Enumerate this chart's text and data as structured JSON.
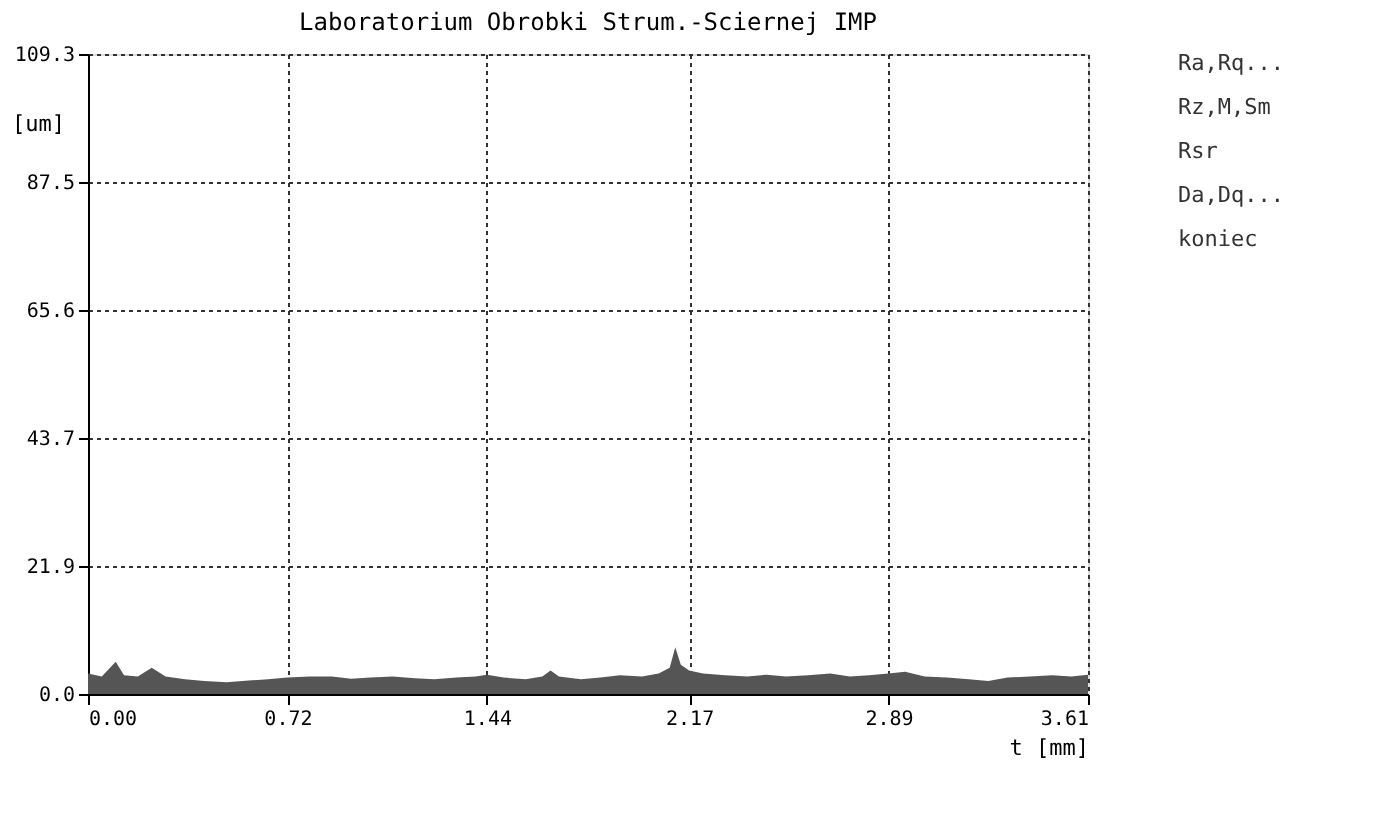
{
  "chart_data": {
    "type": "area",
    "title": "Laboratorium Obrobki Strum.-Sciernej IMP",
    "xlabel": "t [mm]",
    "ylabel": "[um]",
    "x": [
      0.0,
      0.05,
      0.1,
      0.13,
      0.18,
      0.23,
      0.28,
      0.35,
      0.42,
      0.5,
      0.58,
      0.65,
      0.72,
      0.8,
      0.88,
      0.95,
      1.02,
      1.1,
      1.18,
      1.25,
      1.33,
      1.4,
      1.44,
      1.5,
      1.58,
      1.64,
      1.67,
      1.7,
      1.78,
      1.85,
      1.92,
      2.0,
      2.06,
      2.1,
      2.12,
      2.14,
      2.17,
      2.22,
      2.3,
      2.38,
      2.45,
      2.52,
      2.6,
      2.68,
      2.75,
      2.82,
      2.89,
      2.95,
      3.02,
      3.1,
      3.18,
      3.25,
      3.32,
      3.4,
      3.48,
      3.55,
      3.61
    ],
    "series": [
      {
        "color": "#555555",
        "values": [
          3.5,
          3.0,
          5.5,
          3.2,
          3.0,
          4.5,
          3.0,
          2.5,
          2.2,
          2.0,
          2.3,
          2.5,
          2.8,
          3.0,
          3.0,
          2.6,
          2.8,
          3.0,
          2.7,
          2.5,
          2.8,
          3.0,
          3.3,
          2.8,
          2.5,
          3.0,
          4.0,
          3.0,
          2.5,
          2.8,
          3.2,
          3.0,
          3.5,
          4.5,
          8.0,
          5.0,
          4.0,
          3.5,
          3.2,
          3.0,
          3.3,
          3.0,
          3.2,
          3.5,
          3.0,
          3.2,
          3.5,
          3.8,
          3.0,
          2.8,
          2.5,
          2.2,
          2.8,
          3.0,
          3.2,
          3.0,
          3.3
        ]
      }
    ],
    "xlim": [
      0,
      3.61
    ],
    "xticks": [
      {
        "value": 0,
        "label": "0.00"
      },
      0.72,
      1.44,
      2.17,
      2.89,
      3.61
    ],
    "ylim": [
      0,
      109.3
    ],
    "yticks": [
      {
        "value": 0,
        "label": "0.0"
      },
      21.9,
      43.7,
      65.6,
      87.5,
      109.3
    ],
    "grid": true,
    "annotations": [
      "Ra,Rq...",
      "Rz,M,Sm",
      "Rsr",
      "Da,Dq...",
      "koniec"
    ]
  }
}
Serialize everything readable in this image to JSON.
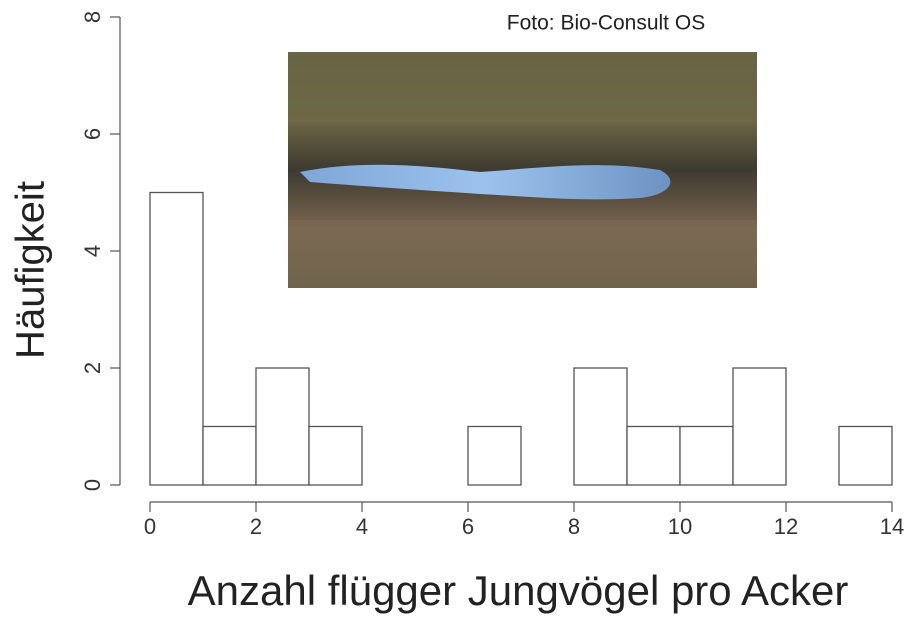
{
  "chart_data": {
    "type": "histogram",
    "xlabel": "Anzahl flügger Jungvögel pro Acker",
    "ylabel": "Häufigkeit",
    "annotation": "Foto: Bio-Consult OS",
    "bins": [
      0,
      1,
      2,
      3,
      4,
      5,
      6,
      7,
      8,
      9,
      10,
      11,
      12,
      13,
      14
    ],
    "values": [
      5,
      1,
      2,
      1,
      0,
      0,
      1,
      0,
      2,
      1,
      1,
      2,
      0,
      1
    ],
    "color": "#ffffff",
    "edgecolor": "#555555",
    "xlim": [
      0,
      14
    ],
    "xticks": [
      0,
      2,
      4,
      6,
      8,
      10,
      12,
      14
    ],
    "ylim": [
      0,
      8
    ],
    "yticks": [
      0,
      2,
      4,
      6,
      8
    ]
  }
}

◇ ◇ ◇ ◇

Exercise - Copy out each line word for word, please, skipping the images.

Problem solution -
Enumerate this chart's text and data as structured JSON.
{
  "chart_data": {
    "type": "area",
    "title": "Laboratorium Obrobki Strum.-Sciernej IMP",
    "xlabel": "t [mm]",
    "ylabel": "[um]",
    "x": [
      0.0,
      0.05,
      0.1,
      0.13,
      0.18,
      0.23,
      0.28,
      0.35,
      0.42,
      0.5,
      0.58,
      0.65,
      0.72,
      0.8,
      0.88,
      0.95,
      1.02,
      1.1,
      1.18,
      1.25,
      1.33,
      1.4,
      1.44,
      1.5,
      1.58,
      1.64,
      1.67,
      1.7,
      1.78,
      1.85,
      1.92,
      2.0,
      2.06,
      2.1,
      2.12,
      2.14,
      2.17,
      2.22,
      2.3,
      2.38,
      2.45,
      2.52,
      2.6,
      2.68,
      2.75,
      2.82,
      2.89,
      2.95,
      3.02,
      3.1,
      3.18,
      3.25,
      3.32,
      3.4,
      3.48,
      3.55,
      3.61
    ],
    "series": [
      {
        "color": "#555555",
        "values": [
          3.5,
          3.0,
          5.5,
          3.2,
          3.0,
          4.5,
          3.0,
          2.5,
          2.2,
          2.0,
          2.3,
          2.5,
          2.8,
          3.0,
          3.0,
          2.6,
          2.8,
          3.0,
          2.7,
          2.5,
          2.8,
          3.0,
          3.3,
          2.8,
          2.5,
          3.0,
          4.0,
          3.0,
          2.5,
          2.8,
          3.2,
          3.0,
          3.5,
          4.5,
          8.0,
          5.0,
          4.0,
          3.5,
          3.2,
          3.0,
          3.3,
          3.0,
          3.2,
          3.5,
          3.0,
          3.2,
          3.5,
          3.8,
          3.0,
          2.8,
          2.5,
          2.2,
          2.8,
          3.0,
          3.2,
          3.0,
          3.3
        ]
      }
    ],
    "xlim": [
      0,
      3.61
    ],
    "xticks": [
      {
        "value": 0,
        "label": "0.00"
      },
      0.72,
      1.44,
      2.17,
      2.89,
      3.61
    ],
    "ylim": [
      0,
      109.3
    ],
    "yticks": [
      {
        "value": 0,
        "label": "0.0"
      },
      21.9,
      43.7,
      65.6,
      87.5,
      109.3
    ],
    "grid": true,
    "annotations": [
      "Ra,Rq...",
      "Rz,M,Sm",
      "Rsr",
      "Da,Dq...",
      "koniec"
    ]
  }
}
Serialize everything readable in this image to JSON.
{
  "chart_data": {
    "type": "histogram",
    "xlabel": "Anzahl flügger Jungvögel pro Acker",
    "ylabel": "Häufigkeit",
    "annotation": "Foto: Bio-Consult OS",
    "bins": [
      0,
      1,
      2,
      3,
      4,
      5,
      6,
      7,
      8,
      9,
      10,
      11,
      12,
      13,
      14
    ],
    "values": [
      5,
      1,
      2,
      1,
      0,
      0,
      1,
      0,
      2,
      1,
      1,
      2,
      0,
      1
    ],
    "color": "#ffffff",
    "edgecolor": "#555555",
    "xlim": [
      0,
      14
    ],
    "xticks": [
      0,
      2,
      4,
      6,
      8,
      10,
      12,
      14
    ],
    "ylim": [
      0,
      8
    ],
    "yticks": [
      0,
      2,
      4,
      6,
      8
    ]
  }
}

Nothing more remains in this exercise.